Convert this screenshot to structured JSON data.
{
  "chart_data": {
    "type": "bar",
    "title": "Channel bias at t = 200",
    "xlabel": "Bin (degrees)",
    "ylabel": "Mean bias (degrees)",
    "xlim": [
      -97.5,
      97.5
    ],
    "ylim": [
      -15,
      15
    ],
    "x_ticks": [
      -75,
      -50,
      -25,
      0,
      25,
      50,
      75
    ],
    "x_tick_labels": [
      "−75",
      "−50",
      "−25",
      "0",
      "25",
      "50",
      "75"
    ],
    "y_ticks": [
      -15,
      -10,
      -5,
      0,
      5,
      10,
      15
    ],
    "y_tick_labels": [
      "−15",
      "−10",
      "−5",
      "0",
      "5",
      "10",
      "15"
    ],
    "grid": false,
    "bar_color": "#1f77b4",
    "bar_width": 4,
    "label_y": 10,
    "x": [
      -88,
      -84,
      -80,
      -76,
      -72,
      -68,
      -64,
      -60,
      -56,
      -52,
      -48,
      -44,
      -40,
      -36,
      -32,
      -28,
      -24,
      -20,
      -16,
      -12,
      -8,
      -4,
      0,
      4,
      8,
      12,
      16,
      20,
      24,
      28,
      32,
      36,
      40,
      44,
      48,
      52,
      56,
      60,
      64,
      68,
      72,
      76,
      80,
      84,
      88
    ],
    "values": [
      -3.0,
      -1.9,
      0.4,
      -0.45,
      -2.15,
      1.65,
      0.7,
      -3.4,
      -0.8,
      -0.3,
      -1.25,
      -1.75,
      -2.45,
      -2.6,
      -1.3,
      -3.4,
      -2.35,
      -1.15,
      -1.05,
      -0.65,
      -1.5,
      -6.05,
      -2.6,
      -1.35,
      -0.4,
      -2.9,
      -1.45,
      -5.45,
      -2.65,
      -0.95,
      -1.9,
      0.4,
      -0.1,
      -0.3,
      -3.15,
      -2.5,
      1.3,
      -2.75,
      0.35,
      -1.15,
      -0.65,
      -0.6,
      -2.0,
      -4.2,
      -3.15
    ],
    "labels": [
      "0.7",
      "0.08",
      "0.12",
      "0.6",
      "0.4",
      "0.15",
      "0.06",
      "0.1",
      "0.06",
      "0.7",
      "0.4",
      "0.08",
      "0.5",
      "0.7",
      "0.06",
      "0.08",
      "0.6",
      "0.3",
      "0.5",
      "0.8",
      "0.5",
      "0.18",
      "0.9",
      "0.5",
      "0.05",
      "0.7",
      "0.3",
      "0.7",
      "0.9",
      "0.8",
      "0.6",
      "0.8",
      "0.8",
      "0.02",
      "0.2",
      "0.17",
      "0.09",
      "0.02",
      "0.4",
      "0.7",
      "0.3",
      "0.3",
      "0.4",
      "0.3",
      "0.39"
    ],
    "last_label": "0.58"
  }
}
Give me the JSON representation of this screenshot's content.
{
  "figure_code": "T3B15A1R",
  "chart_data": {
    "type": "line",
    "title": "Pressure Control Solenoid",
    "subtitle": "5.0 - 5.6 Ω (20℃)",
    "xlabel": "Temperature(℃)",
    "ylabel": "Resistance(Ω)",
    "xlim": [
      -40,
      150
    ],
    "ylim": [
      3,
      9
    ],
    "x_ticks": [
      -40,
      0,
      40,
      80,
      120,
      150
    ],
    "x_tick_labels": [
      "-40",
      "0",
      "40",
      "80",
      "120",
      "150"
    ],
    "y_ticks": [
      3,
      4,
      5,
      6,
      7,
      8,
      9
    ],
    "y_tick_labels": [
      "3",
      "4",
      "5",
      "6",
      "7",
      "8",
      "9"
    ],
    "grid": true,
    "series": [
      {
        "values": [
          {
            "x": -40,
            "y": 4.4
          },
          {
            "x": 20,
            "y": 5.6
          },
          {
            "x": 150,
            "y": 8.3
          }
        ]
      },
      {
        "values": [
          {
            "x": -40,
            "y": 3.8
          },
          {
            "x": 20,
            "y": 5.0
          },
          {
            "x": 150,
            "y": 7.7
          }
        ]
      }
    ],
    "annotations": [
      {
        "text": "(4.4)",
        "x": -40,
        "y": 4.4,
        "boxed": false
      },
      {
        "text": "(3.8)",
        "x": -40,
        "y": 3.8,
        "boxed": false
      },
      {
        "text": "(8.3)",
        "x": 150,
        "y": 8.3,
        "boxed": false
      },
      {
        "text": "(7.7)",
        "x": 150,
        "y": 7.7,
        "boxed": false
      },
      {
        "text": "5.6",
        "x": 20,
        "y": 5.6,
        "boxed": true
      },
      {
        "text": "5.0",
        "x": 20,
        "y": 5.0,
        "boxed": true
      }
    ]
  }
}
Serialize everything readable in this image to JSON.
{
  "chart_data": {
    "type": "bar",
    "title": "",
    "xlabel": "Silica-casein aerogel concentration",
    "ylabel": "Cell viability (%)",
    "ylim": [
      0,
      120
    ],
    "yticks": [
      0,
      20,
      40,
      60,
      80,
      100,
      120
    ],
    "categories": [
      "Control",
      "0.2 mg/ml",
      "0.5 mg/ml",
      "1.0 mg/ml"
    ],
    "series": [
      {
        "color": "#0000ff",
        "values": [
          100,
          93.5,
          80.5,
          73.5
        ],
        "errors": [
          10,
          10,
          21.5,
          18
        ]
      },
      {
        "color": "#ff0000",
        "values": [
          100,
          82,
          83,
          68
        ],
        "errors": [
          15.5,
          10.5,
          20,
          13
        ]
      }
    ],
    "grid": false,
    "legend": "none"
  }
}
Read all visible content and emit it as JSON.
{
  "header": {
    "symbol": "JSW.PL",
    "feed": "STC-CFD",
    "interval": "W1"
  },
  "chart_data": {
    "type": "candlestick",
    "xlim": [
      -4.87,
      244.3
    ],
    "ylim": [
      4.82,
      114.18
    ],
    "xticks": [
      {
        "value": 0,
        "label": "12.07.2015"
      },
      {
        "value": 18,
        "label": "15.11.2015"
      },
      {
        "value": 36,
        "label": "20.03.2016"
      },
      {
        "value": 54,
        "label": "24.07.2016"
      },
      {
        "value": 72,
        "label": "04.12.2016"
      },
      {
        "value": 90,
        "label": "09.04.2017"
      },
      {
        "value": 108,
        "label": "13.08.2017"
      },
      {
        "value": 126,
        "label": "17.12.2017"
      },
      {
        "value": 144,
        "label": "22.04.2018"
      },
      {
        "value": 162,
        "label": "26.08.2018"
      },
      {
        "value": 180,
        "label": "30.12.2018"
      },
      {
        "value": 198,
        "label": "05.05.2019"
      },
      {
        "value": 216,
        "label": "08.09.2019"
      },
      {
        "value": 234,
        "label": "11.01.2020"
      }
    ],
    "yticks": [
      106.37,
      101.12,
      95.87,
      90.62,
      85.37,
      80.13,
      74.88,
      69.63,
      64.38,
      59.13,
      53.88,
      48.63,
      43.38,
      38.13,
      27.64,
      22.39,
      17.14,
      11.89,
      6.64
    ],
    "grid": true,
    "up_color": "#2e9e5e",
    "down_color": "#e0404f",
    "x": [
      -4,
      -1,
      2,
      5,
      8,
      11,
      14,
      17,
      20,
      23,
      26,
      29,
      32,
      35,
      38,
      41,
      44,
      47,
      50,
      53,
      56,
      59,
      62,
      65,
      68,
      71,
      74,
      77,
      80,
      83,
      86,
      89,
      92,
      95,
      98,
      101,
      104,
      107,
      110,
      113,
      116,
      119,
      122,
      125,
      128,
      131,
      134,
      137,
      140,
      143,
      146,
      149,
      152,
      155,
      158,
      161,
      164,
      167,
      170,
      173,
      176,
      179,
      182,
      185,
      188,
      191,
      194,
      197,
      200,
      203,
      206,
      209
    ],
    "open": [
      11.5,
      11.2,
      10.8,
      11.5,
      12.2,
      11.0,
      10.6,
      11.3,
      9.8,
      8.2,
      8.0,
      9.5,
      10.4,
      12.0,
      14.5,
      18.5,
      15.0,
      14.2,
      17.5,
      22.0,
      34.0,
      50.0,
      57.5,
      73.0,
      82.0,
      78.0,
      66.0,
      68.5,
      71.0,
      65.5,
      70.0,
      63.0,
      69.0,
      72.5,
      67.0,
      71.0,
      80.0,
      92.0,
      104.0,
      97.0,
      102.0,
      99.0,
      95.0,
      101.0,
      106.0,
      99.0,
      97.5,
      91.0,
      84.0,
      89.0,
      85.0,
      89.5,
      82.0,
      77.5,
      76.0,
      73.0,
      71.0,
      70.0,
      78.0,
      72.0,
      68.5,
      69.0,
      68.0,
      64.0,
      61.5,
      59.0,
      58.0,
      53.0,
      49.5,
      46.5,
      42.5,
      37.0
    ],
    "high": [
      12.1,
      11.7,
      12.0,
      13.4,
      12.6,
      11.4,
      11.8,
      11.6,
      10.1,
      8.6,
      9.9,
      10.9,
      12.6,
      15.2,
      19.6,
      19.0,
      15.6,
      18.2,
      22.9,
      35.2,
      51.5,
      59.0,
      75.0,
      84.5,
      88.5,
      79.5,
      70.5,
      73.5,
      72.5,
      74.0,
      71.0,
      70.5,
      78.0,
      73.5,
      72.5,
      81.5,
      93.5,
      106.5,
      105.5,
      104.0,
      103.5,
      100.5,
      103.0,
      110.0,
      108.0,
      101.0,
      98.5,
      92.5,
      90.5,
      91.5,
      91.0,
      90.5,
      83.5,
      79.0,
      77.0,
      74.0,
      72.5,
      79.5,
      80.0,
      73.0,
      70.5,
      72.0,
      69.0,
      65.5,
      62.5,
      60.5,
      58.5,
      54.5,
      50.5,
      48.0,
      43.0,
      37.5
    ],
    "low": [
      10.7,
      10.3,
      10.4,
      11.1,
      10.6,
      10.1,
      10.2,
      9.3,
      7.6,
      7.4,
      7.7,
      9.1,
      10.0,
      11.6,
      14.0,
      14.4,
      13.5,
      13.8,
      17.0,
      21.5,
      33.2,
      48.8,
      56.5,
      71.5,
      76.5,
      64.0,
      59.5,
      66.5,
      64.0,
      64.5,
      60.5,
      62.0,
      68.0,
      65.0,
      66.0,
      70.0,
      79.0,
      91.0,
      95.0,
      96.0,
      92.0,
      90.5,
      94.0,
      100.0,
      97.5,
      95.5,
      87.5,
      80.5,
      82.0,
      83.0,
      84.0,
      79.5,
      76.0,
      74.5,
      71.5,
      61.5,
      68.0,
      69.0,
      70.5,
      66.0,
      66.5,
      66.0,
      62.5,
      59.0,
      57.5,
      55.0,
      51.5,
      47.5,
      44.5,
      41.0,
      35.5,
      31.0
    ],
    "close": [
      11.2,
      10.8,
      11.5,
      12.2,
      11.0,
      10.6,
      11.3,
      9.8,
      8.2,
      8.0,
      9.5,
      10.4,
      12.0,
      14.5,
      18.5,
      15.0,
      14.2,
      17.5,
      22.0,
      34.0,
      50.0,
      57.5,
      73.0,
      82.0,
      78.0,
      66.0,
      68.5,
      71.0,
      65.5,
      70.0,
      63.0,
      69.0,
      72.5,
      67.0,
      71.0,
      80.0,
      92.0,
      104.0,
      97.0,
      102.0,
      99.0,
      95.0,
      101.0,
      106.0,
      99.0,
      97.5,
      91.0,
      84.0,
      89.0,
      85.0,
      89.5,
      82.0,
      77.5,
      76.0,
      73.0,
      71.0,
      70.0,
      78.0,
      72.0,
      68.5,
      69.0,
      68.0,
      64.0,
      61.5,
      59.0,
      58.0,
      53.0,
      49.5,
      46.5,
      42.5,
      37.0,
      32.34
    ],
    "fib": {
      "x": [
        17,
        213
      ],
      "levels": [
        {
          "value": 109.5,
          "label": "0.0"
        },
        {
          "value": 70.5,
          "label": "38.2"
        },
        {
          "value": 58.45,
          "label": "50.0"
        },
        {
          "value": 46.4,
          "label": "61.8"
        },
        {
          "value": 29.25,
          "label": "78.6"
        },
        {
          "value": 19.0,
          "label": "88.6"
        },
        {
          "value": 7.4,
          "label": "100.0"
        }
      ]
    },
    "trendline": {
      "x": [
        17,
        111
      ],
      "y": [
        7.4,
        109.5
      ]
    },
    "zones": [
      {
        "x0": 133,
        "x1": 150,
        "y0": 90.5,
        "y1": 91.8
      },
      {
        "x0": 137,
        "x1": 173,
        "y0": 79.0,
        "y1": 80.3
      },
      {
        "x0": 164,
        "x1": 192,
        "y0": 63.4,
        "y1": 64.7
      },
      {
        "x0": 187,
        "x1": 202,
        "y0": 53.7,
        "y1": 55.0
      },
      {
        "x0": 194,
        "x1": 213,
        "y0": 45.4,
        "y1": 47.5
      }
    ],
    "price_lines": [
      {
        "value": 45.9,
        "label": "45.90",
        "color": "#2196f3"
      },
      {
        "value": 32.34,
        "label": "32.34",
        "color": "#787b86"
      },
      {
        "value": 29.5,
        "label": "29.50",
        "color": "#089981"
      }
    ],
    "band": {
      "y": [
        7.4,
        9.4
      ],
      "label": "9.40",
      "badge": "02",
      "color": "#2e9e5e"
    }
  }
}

◇ ◇ ◇ ◇ ◇

### To do
Report how many lines in the entries hold the string "this". Nothing but the number is wanted.

### Worked solution
3